WHAT TO WORK ON:
Write out each line in which the string "Sustainability" is present.

DATASET EXTRACT:
· · · · ·
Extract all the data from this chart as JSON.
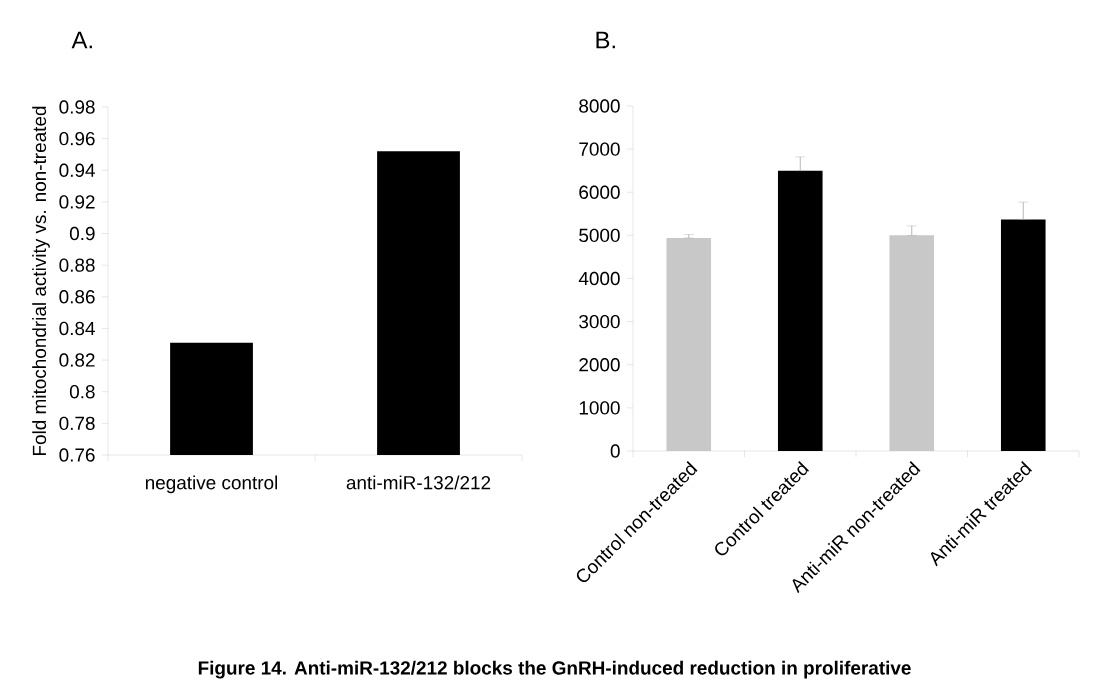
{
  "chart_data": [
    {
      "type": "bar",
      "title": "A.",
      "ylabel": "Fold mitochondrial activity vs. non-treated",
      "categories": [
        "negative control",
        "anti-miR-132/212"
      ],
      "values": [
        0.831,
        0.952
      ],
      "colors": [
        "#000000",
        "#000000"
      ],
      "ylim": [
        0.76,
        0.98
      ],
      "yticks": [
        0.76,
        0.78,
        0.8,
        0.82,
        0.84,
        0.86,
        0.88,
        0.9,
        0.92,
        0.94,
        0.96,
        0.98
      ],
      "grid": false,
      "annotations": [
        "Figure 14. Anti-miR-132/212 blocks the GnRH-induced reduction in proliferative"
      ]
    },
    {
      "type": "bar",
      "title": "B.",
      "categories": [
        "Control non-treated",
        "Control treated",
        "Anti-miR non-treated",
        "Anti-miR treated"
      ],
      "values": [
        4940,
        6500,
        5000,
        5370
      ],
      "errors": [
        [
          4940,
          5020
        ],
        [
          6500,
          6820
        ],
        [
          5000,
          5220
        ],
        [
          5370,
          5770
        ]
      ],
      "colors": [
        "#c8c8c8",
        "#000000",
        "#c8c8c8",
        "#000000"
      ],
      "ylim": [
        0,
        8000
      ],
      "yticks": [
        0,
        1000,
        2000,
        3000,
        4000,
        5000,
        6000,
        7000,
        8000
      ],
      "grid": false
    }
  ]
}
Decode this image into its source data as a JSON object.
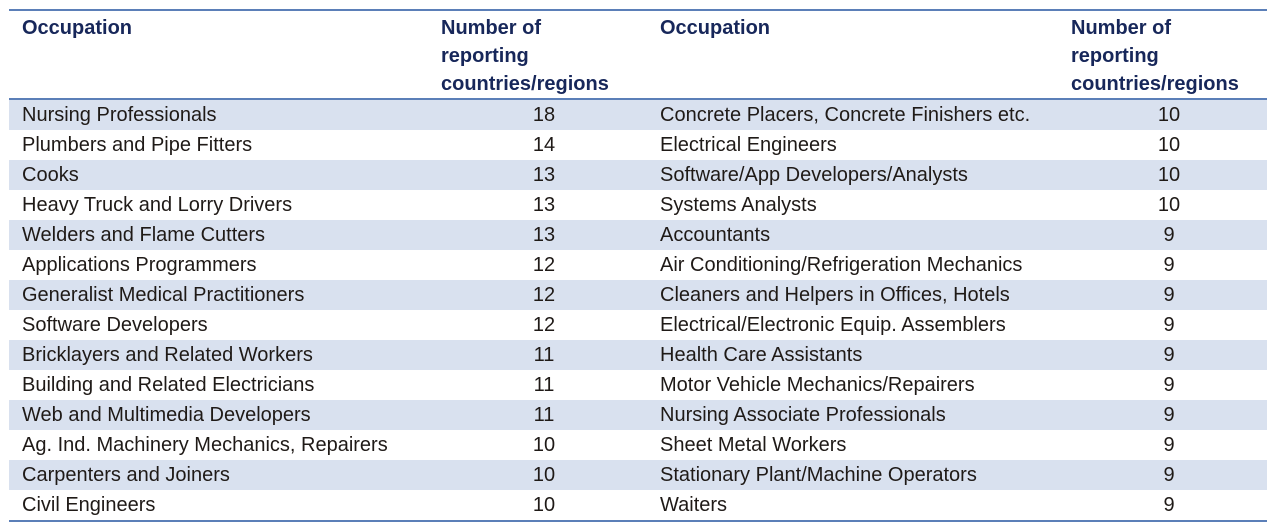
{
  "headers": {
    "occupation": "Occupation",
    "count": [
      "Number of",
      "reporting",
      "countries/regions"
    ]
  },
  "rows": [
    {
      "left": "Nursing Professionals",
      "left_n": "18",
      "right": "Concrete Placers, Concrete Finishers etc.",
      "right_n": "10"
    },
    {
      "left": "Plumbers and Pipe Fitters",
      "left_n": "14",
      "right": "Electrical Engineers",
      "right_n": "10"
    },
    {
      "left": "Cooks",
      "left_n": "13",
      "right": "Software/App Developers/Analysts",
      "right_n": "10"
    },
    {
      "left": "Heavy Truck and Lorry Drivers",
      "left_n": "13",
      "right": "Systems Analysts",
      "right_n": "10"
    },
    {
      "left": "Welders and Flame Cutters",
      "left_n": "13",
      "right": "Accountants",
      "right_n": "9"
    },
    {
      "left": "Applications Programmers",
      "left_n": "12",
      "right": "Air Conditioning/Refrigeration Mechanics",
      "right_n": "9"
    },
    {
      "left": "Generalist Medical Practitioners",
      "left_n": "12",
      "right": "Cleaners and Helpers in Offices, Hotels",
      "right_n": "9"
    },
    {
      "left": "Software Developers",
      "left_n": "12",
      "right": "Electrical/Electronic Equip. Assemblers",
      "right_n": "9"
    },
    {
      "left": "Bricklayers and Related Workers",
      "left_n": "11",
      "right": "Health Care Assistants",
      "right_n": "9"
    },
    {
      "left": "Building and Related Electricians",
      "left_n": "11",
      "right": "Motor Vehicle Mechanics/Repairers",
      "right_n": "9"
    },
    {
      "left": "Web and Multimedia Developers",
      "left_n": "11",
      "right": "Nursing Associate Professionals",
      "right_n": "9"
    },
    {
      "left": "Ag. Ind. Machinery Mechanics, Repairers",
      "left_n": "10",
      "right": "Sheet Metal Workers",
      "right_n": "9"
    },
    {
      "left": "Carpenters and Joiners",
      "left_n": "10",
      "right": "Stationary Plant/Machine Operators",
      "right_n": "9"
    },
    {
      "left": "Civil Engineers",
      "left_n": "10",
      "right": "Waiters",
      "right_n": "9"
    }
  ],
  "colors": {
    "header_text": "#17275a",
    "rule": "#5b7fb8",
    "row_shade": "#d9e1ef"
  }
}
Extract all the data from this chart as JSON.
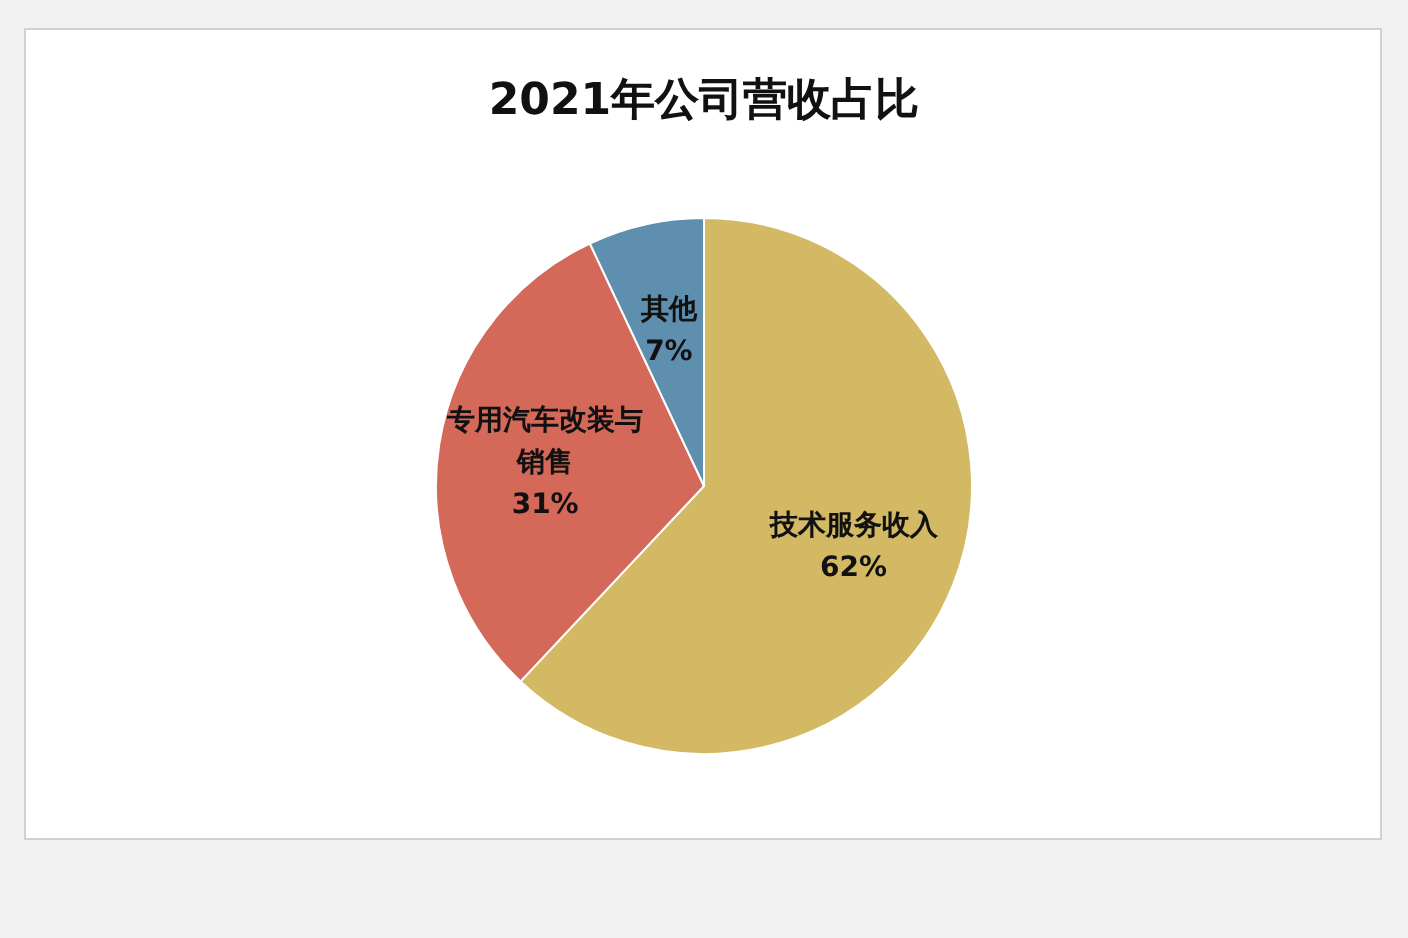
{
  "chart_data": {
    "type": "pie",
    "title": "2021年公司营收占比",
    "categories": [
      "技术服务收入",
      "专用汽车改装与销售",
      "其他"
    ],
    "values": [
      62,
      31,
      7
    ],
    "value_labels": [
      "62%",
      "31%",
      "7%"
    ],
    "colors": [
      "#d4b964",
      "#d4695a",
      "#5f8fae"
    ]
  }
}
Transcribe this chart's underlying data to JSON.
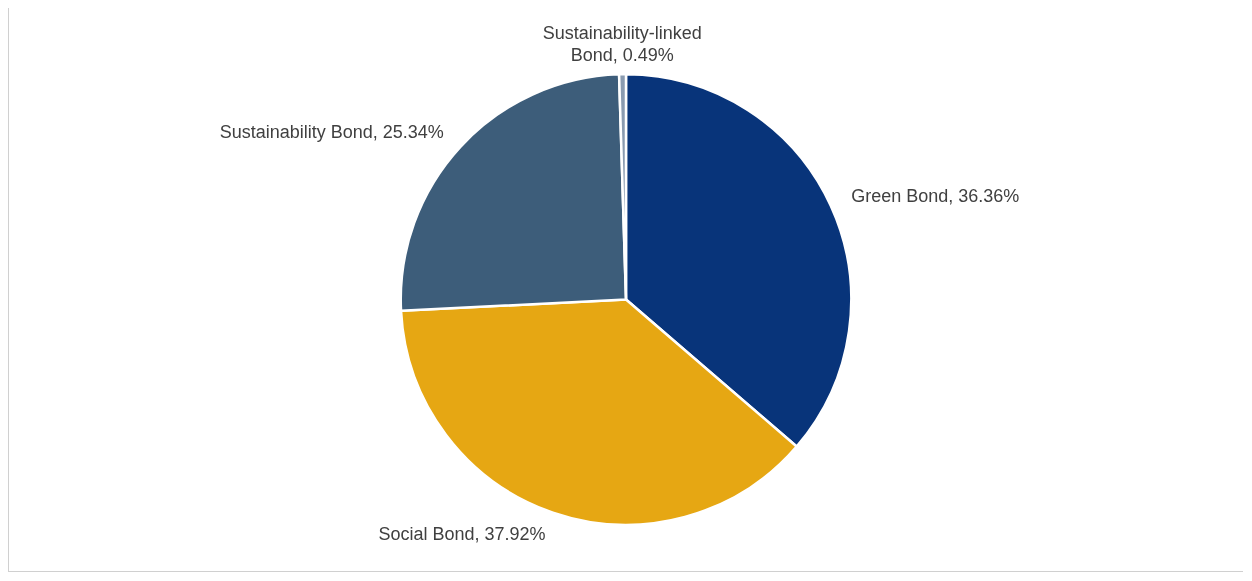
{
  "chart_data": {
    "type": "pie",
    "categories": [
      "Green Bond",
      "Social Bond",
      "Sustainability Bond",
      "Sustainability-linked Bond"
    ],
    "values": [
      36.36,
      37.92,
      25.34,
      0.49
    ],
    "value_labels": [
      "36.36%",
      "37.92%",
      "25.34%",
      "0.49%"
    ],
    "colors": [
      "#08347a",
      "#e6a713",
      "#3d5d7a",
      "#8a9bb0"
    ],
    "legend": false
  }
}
· · · · ·
RESULT OF THIS TASK:
      "Sustainability Bond",
      "Sustainability-linked Bond"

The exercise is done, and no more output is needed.